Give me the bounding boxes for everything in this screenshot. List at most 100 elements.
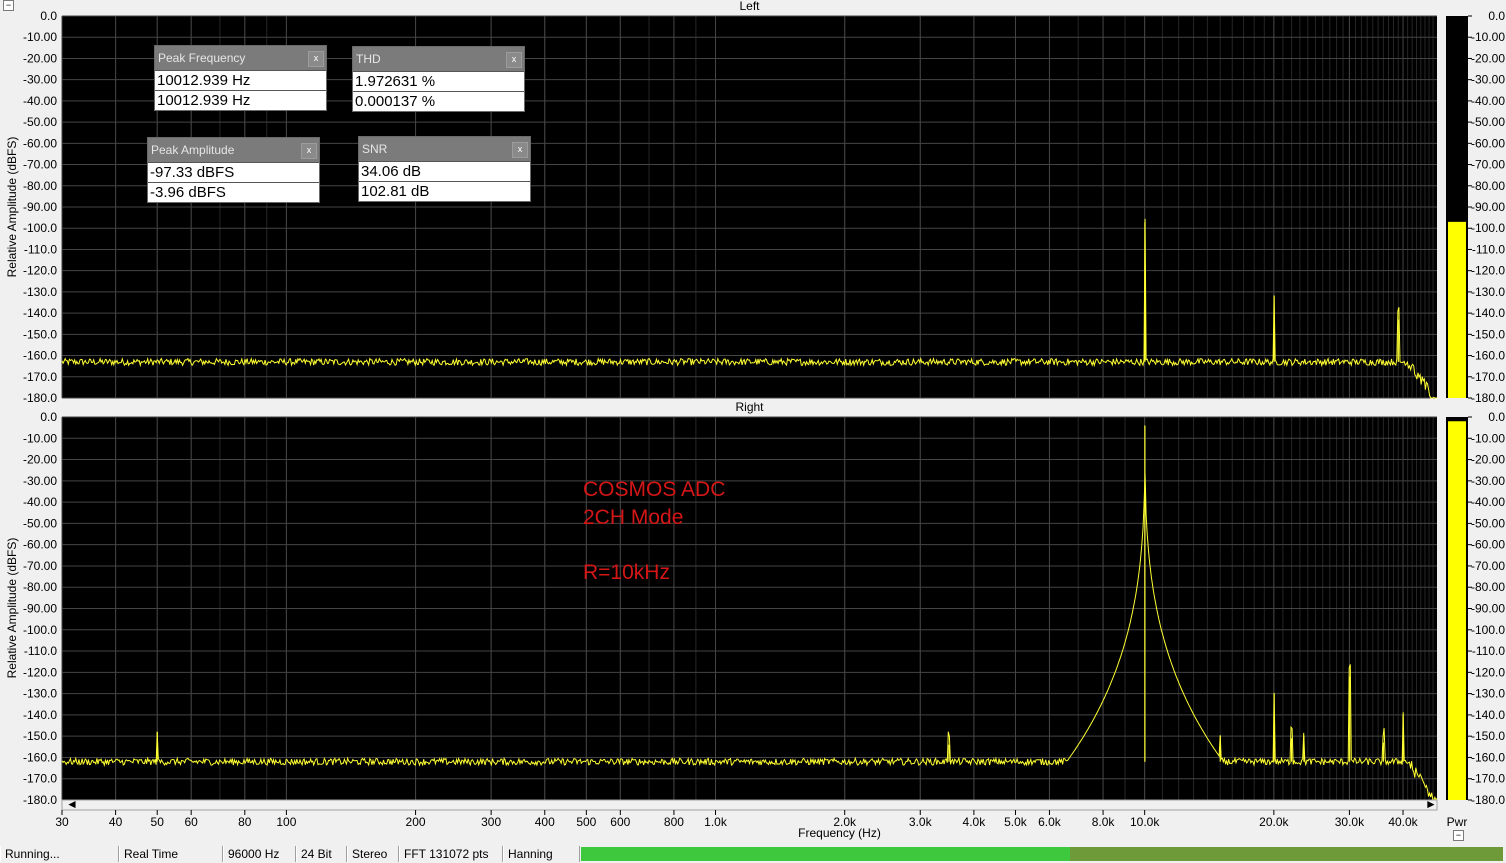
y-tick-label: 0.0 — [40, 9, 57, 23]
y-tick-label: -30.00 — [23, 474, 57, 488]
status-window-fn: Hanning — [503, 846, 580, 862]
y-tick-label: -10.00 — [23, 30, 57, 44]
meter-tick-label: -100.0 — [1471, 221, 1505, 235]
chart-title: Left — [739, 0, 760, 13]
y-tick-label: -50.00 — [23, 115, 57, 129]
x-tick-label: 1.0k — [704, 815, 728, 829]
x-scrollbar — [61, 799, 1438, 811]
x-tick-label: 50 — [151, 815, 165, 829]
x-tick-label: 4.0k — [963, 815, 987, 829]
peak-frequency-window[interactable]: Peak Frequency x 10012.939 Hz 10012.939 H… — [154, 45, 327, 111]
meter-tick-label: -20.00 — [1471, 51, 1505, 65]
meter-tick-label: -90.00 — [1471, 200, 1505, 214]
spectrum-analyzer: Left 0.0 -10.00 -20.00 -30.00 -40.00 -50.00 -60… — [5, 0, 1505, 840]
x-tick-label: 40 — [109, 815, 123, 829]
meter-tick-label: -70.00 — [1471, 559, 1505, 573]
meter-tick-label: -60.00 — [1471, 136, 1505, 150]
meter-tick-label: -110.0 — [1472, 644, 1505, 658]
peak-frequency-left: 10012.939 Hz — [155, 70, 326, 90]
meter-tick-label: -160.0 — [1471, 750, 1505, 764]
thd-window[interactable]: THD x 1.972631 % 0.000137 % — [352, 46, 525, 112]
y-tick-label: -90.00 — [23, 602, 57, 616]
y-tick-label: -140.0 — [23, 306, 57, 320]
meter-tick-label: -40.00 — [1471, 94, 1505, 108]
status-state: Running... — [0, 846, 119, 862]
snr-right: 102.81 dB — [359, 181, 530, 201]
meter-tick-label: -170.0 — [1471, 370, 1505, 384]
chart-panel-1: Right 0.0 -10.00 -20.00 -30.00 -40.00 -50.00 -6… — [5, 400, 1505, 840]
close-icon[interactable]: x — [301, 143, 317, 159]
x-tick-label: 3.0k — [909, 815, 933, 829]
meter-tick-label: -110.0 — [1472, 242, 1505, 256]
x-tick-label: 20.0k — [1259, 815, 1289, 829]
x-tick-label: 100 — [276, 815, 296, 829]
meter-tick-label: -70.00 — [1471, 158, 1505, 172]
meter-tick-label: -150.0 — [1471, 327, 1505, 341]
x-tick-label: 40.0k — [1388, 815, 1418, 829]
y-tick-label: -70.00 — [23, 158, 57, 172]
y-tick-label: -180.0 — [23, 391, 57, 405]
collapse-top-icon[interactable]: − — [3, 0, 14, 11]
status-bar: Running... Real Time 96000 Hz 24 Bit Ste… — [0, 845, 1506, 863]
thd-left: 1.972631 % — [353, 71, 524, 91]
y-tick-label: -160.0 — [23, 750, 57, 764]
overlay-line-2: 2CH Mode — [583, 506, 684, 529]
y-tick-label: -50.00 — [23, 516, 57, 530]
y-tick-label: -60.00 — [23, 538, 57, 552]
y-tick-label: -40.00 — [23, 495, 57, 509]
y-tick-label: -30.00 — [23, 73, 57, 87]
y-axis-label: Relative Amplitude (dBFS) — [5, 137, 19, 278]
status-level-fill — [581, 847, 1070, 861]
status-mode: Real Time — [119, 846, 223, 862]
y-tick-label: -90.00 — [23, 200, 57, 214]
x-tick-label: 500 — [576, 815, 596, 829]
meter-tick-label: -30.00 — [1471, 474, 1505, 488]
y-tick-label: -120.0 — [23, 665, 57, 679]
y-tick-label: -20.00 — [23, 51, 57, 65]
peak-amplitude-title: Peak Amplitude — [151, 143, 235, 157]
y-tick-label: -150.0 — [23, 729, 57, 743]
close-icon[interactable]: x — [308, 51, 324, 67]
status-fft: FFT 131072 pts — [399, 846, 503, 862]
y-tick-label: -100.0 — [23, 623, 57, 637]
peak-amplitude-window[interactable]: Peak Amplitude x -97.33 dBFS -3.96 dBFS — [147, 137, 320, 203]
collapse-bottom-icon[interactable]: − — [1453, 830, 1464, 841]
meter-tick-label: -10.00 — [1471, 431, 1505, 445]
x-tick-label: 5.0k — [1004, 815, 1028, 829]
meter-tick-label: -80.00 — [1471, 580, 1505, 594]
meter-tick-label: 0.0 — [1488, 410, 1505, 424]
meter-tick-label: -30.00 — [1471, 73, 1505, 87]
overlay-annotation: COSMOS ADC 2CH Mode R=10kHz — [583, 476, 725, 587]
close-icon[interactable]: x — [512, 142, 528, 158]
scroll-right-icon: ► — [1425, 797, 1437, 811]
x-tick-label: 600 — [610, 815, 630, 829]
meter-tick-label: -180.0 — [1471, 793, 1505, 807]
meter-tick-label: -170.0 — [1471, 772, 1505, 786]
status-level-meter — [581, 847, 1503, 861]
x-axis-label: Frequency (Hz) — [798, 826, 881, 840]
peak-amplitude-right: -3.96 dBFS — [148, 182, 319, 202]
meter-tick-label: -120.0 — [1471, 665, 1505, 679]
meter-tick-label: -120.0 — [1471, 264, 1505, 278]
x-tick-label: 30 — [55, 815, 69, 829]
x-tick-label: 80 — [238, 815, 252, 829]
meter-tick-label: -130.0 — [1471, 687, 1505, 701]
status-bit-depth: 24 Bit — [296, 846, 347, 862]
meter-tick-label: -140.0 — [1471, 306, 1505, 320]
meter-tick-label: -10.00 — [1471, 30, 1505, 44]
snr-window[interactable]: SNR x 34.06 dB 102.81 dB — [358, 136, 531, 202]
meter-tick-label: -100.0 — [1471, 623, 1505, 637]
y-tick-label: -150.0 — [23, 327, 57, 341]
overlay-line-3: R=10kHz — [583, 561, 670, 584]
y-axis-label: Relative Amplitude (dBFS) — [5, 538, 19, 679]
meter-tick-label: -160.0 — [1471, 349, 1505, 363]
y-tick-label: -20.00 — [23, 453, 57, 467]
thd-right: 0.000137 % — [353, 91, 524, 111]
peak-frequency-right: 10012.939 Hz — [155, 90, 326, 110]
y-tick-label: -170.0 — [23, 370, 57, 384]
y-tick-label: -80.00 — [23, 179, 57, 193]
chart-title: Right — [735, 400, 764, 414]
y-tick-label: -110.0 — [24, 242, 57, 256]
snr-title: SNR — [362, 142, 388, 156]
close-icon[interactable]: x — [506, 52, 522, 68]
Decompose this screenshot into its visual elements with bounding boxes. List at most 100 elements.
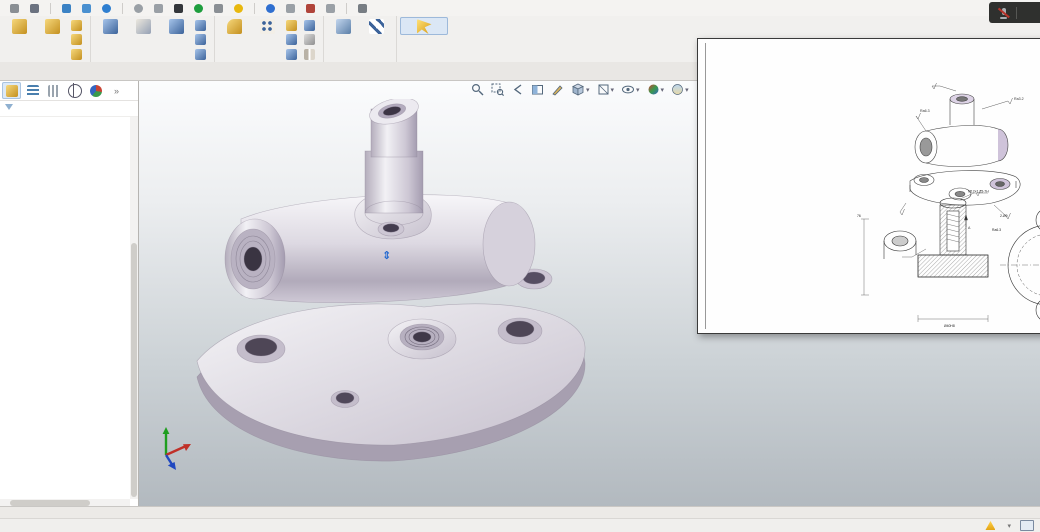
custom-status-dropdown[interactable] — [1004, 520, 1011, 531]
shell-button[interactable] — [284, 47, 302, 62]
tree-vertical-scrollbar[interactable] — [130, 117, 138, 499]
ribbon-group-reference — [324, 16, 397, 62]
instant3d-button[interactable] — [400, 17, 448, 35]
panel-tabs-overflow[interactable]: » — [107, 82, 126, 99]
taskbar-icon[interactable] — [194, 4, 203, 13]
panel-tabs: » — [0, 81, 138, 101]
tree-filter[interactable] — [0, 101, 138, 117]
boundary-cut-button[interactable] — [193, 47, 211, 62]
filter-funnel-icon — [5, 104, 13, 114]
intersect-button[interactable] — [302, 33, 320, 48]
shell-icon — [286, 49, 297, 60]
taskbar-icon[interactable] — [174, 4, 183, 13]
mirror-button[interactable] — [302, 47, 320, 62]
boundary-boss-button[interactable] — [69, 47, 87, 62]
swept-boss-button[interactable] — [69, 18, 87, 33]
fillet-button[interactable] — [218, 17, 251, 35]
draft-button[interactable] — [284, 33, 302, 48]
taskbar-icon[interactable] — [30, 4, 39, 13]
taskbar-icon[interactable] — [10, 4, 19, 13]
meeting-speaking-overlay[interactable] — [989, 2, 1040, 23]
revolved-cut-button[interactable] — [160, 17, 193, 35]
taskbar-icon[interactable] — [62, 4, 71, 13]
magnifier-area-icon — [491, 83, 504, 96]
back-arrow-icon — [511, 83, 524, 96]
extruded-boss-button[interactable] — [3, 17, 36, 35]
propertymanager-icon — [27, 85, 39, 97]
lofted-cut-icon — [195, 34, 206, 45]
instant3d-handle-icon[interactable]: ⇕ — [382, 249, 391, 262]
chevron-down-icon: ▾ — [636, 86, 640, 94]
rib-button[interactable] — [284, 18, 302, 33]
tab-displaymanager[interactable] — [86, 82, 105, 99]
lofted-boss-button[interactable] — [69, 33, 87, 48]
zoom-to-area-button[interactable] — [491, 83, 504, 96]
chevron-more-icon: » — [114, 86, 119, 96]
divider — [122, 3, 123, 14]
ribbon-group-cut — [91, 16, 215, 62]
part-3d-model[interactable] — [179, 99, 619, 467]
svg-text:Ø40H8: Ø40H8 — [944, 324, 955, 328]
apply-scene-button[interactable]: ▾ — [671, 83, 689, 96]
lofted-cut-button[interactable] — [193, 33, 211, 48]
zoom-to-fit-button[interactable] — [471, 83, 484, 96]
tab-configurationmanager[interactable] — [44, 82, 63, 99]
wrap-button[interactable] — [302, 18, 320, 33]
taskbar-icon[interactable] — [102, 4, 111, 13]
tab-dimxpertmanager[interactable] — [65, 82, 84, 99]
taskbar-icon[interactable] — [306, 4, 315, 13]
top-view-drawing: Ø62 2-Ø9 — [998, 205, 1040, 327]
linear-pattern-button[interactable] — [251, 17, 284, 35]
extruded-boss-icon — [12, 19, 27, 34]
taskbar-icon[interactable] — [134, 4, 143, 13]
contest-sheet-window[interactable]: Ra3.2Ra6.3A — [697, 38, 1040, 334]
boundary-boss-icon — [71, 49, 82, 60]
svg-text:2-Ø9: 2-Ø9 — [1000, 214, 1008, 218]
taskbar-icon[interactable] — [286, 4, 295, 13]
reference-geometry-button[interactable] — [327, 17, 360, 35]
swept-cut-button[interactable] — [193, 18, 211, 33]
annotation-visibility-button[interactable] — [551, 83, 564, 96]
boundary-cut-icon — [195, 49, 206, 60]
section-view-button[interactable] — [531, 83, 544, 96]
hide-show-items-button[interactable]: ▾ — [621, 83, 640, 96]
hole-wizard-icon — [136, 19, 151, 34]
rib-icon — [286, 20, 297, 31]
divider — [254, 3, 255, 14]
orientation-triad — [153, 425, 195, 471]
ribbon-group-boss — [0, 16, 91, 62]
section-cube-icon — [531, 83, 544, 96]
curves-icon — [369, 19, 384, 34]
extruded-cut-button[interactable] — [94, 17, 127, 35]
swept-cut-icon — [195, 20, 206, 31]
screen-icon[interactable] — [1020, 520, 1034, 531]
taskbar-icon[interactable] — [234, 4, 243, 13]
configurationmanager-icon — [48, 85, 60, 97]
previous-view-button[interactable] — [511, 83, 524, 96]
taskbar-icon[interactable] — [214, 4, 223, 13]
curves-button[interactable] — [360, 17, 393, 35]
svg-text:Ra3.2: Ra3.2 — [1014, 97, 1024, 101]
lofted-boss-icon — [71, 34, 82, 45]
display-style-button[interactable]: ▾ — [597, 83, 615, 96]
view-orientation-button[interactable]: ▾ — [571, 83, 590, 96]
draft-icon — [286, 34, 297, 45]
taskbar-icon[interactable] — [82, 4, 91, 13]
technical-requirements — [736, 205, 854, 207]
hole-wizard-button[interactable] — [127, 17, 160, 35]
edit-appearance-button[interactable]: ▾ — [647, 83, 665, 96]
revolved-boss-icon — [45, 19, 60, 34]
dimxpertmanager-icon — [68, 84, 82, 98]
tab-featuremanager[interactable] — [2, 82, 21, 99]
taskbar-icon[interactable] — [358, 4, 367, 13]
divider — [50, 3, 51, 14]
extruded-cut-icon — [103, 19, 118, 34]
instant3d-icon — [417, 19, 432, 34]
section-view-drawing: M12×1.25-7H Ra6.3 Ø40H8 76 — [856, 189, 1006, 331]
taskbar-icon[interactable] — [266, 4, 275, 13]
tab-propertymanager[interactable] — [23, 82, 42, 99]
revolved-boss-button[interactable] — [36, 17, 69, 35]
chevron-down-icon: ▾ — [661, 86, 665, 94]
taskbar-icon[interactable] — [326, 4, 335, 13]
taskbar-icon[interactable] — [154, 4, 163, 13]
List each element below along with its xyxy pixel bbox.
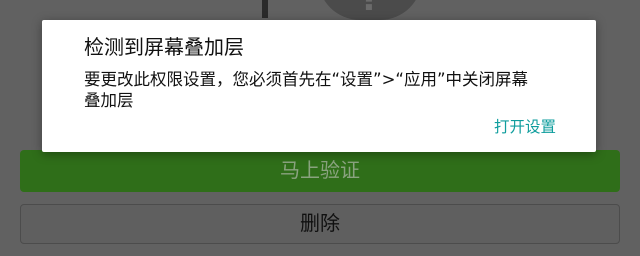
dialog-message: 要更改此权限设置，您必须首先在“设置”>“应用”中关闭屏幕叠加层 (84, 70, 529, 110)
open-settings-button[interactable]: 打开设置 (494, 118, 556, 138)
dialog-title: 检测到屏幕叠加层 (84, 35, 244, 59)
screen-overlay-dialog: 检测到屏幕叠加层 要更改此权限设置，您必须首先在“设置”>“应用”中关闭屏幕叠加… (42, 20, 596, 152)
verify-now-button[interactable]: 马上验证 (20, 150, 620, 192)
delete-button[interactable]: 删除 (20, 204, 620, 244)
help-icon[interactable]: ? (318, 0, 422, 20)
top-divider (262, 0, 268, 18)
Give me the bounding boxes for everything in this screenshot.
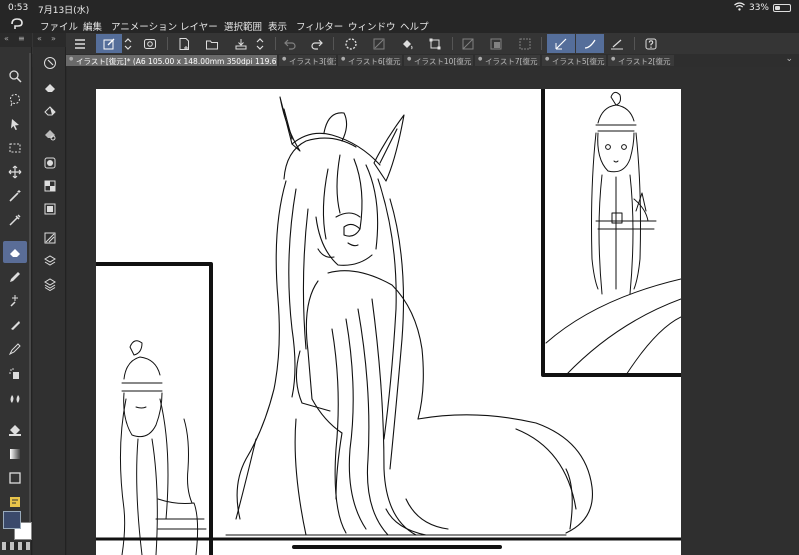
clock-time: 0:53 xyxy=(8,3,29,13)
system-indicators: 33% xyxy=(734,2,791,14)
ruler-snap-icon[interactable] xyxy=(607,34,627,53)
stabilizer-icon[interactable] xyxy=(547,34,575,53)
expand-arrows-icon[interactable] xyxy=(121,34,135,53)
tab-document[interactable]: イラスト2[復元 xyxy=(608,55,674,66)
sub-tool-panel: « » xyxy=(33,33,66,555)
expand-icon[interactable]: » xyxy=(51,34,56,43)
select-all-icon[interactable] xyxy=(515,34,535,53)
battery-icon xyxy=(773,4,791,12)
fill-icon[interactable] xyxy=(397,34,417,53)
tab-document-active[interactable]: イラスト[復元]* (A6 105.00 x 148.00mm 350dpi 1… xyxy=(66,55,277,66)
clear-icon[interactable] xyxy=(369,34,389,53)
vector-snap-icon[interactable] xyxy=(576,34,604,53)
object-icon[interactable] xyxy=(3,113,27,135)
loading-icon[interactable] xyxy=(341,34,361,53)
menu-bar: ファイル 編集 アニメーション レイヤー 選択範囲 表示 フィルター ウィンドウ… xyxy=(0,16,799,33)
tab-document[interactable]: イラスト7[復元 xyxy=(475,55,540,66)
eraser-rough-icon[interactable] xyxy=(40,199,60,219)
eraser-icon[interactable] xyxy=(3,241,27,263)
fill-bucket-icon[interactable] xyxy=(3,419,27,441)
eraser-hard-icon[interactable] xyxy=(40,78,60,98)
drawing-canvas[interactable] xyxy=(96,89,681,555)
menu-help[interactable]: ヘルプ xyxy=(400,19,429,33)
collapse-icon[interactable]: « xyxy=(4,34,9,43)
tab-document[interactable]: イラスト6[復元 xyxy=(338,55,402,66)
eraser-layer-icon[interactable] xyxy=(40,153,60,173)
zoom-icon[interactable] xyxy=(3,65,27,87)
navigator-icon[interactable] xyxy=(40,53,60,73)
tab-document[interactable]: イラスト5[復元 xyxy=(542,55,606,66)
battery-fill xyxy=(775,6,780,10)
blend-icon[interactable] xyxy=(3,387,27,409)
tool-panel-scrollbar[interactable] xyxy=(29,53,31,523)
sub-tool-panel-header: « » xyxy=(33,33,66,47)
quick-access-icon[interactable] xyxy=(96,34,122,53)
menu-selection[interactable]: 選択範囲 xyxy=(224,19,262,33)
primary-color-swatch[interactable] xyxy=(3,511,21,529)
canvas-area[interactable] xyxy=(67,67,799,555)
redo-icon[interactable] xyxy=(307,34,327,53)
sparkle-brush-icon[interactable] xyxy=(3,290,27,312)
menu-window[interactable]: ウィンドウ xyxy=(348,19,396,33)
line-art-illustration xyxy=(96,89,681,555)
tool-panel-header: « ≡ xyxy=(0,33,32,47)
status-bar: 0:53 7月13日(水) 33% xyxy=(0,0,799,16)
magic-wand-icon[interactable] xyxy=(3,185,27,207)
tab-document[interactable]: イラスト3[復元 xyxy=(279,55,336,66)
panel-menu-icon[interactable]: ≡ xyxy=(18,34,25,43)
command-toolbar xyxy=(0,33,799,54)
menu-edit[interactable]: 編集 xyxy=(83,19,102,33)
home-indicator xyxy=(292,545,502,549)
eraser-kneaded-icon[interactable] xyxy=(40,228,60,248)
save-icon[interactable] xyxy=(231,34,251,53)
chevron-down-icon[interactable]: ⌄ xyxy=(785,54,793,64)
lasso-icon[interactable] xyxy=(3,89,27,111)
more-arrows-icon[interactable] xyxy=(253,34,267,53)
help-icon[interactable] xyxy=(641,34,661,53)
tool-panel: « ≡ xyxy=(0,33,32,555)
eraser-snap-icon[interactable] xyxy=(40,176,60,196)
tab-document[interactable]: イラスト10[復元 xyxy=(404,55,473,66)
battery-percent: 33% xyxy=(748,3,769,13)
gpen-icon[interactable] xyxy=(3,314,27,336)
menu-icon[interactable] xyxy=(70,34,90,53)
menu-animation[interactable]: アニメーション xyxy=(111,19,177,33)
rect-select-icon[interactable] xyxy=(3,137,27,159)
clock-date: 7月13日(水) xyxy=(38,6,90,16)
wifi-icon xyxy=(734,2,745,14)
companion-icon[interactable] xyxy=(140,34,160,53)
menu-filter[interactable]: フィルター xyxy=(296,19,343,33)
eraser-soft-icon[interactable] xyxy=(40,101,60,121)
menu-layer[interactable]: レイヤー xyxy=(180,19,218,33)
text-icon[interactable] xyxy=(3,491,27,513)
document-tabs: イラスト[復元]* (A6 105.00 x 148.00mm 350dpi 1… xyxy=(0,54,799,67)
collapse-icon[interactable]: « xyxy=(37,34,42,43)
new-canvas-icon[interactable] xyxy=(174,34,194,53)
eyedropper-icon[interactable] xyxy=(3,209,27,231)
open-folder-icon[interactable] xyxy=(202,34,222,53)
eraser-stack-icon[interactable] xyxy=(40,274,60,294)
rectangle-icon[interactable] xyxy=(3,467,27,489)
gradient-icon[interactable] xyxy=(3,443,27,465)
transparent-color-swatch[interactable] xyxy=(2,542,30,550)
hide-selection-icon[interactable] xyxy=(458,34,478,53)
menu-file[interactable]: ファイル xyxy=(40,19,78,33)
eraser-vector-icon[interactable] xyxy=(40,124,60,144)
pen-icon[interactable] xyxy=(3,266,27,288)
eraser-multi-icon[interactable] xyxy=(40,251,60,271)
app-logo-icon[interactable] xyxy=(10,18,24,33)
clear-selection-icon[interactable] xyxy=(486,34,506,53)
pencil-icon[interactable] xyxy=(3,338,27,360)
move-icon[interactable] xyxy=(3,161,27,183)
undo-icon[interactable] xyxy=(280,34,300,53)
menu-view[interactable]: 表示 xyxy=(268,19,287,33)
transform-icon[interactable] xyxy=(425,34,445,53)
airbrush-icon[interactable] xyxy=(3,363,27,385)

--

### Written request
Copy out every line of the listing above that contains the word "title", matching its case exactly.

### Exercise solution
chart-title: Left — [739, 0, 760, 13]
peak-amplitude-title: Peak Amplitude — [151, 143, 235, 157]
chart-title: Right — [735, 400, 764, 414]
snr-title: SNR — [362, 142, 388, 156]
dialog-title: 检测到屏幕叠加层 (84, 35, 244, 59)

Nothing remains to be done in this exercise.